Saved entries
····················

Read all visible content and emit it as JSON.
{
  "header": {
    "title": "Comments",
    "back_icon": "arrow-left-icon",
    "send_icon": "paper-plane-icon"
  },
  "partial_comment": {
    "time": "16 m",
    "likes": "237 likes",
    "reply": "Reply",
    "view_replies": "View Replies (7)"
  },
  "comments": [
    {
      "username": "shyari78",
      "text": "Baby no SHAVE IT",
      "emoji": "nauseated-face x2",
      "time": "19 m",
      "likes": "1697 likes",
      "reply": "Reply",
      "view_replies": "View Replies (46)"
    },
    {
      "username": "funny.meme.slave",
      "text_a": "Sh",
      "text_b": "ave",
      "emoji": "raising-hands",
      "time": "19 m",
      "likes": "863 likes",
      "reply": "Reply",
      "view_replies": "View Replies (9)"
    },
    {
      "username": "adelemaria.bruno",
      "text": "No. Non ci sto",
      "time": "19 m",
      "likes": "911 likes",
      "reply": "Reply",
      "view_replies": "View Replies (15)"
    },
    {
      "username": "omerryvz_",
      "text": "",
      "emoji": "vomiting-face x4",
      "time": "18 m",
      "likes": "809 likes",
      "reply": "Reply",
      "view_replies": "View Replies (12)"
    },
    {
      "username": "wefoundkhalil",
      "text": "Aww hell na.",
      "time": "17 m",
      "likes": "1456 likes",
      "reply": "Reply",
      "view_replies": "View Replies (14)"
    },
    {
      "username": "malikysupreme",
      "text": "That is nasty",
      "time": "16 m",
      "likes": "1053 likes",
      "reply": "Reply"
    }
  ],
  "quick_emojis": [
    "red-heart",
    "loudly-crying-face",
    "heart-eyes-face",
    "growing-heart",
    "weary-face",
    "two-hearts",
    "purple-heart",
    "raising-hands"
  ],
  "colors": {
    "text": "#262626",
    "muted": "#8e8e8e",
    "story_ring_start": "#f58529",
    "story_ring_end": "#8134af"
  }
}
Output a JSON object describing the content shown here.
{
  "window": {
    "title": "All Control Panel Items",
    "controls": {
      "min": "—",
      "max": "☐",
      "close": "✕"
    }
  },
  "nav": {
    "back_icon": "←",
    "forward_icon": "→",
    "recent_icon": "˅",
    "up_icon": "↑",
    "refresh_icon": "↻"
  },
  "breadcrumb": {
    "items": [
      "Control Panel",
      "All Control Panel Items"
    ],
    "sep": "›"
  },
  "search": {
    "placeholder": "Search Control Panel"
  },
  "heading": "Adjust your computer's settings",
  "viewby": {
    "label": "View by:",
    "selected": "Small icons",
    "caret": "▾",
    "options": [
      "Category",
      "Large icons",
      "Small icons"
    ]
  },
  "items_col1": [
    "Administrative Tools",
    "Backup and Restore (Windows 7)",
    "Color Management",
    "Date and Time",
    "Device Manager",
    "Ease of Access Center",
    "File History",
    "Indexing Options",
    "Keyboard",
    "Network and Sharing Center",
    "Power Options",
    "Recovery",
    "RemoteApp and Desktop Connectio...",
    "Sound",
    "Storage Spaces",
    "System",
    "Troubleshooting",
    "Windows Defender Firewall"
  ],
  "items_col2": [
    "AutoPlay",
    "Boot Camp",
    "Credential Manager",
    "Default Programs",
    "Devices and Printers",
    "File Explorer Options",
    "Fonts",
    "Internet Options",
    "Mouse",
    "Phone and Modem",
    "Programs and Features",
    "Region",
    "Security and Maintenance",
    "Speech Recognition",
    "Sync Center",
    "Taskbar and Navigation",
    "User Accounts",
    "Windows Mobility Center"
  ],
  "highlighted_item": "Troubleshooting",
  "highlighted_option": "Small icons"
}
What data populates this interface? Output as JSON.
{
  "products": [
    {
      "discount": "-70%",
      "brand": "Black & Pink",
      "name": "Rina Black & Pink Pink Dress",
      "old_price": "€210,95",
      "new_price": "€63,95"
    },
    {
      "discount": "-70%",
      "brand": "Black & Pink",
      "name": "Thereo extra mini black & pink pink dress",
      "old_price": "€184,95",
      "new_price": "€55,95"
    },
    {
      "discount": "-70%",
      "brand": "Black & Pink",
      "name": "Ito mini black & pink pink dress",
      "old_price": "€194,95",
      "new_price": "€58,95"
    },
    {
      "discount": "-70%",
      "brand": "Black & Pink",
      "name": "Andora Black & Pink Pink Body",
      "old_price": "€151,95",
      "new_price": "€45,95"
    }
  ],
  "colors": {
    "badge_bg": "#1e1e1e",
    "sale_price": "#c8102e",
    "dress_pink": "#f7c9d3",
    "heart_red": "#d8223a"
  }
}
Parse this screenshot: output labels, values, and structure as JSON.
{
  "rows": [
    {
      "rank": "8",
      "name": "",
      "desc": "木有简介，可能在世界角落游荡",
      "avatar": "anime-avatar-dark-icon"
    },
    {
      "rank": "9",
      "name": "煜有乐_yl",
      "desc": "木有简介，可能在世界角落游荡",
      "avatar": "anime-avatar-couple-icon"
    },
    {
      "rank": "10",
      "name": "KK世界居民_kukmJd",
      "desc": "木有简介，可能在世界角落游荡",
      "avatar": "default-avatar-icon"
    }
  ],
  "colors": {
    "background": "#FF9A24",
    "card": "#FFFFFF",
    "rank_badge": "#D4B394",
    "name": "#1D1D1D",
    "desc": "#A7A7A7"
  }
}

····················

Short problem → Extract the full listing above without altering anything.

Written response →
Read all visible content and emit it as JSON.
{
  "header": {
    "title": "Comments",
    "back_icon": "arrow-left-icon",
    "send_icon": "paper-plane-icon"
  },
  "partial_comment": {
    "time": "16 m",
    "likes": "237 likes",
    "reply": "Reply",
    "view_replies": "View Replies (7)"
  },
  "comments": [
    {
      "username": "shyari78",
      "text": "Baby no SHAVE IT",
      "emoji": "nauseated-face x2",
      "time": "19 m",
      "likes": "1697 likes",
      "reply": "Reply",
      "view_replies": "View Replies (46)"
    },
    {
      "username": "funny.meme.slave",
      "text_a": "Sh",
      "text_b": "ave",
      "emoji": "raising-hands",
      "time": "19 m",
      "likes": "863 likes",
      "reply": "Reply",
      "view_replies": "View Replies (9)"
    },
    {
      "username": "adelemaria.bruno",
      "text": "No. Non ci sto",
      "time": "19 m",
      "likes": "911 likes",
      "reply": "Reply",
      "view_replies": "View Replies (15)"
    },
    {
      "username": "omerryvz_",
      "text": "",
      "emoji": "vomiting-face x4",
      "time": "18 m",
      "likes": "809 likes",
      "reply": "Reply",
      "view_replies": "View Replies (12)"
    },
    {
      "username": "wefoundkhalil",
      "text": "Aww hell na.",
      "time": "17 m",
      "likes": "1456 likes",
      "reply": "Reply",
      "view_replies": "View Replies (14)"
    },
    {
      "username": "malikysupreme",
      "text": "That is nasty",
      "time": "16 m",
      "likes": "1053 likes",
      "reply": "Reply"
    }
  ],
  "quick_emojis": [
    "red-heart",
    "loudly-crying-face",
    "heart-eyes-face",
    "growing-heart",
    "weary-face",
    "two-hearts",
    "purple-heart",
    "raising-hands"
  ],
  "colors": {
    "text": "#262626",
    "muted": "#8e8e8e",
    "story_ring_start": "#f58529",
    "story_ring_end": "#8134af"
  }
}
Output a JSON object describing the content shown here.
{
  "window": {
    "title": "All Control Panel Items",
    "controls": {
      "min": "—",
      "max": "☐",
      "close": "✕"
    }
  },
  "nav": {
    "back_icon": "←",
    "forward_icon": "→",
    "recent_icon": "˅",
    "up_icon": "↑",
    "refresh_icon": "↻"
  },
  "breadcrumb": {
    "items": [
      "Control Panel",
      "All Control Panel Items"
    ],
    "sep": "›"
  },
  "search": {
    "placeholder": "Search Control Panel"
  },
  "heading": "Adjust your computer's settings",
  "viewby": {
    "label": "View by:",
    "selected": "Small icons",
    "caret": "▾",
    "options": [
      "Category",
      "Large icons",
      "Small icons"
    ]
  },
  "items_col1": [
    "Administrative Tools",
    "Backup and Restore (Windows 7)",
    "Color Management",
    "Date and Time",
    "Device Manager",
    "Ease of Access Center",
    "File History",
    "Indexing Options",
    "Keyboard",
    "Network and Sharing Center",
    "Power Options",
    "Recovery",
    "RemoteApp and Desktop Connectio...",
    "Sound",
    "Storage Spaces",
    "System",
    "Troubleshooting",
    "Windows Defender Firewall"
  ],
  "items_col2": [
    "AutoPlay",
    "Boot Camp",
    "Credential Manager",
    "Default Programs",
    "Devices and Printers",
    "File Explorer Options",
    "Fonts",
    "Internet Options",
    "Mouse",
    "Phone and Modem",
    "Programs and Features",
    "Region",
    "Security and Maintenance",
    "Speech Recognition",
    "Sync Center",
    "Taskbar and Navigation",
    "User Accounts",
    "Windows Mobility Center"
  ],
  "highlighted_item": "Troubleshooting",
  "highlighted_option": "Small icons"
}
What data populates this interface? Output as JSON.
{
  "products": [
    {
      "discount": "-70%",
      "brand": "Black & Pink",
      "name": "Rina Black & Pink Pink Dress",
      "old_price": "€210,95",
      "new_price": "€63,95"
    },
    {
      "discount": "-70%",
      "brand": "Black & Pink",
      "name": "Thereo extra mini black & pink pink dress",
      "old_price": "€184,95",
      "new_price": "€55,95"
    },
    {
      "discount": "-70%",
      "brand": "Black & Pink",
      "name": "Ito mini black & pink pink dress",
      "old_price": "€194,95",
      "new_price": "€58,95"
    },
    {
      "discount": "-70%",
      "brand": "Black & Pink",
      "name": "Andora Black & Pink Pink Body",
      "old_price": "€151,95",
      "new_price": "€45,95"
    }
  ],
  "colors": {
    "badge_bg": "#1e1e1e",
    "sale_price": "#c8102e",
    "dress_pink": "#f7c9d3",
    "heart_red": "#d8223a"
  }
}
Parse this screenshot: output labels, values, and structure as JSON.
{
  "rows": [
    {
      "rank": "8",
      "name": "",
      "desc": "木有简介，可能在世界角落游荡",
      "avatar": "anime-avatar-dark-icon"
    },
    {
      "rank": "9",
      "name": "煜有乐_yl",
      "desc": "木有简介，可能在世界角落游荡",
      "avatar": "anime-avatar-couple-icon"
    },
    {
      "rank": "10",
      "name": "KK世界居民_kukmJd",
      "desc": "木有简介，可能在世界角落游荡",
      "avatar": "default-avatar-icon"
    }
  ],
  "colors": {
    "background": "#FF9A24",
    "card": "#FFFFFF",
    "rank_badge": "#D4B394",
    "name": "#1D1D1D",
    "desc": "#A7A7A7"
  }
}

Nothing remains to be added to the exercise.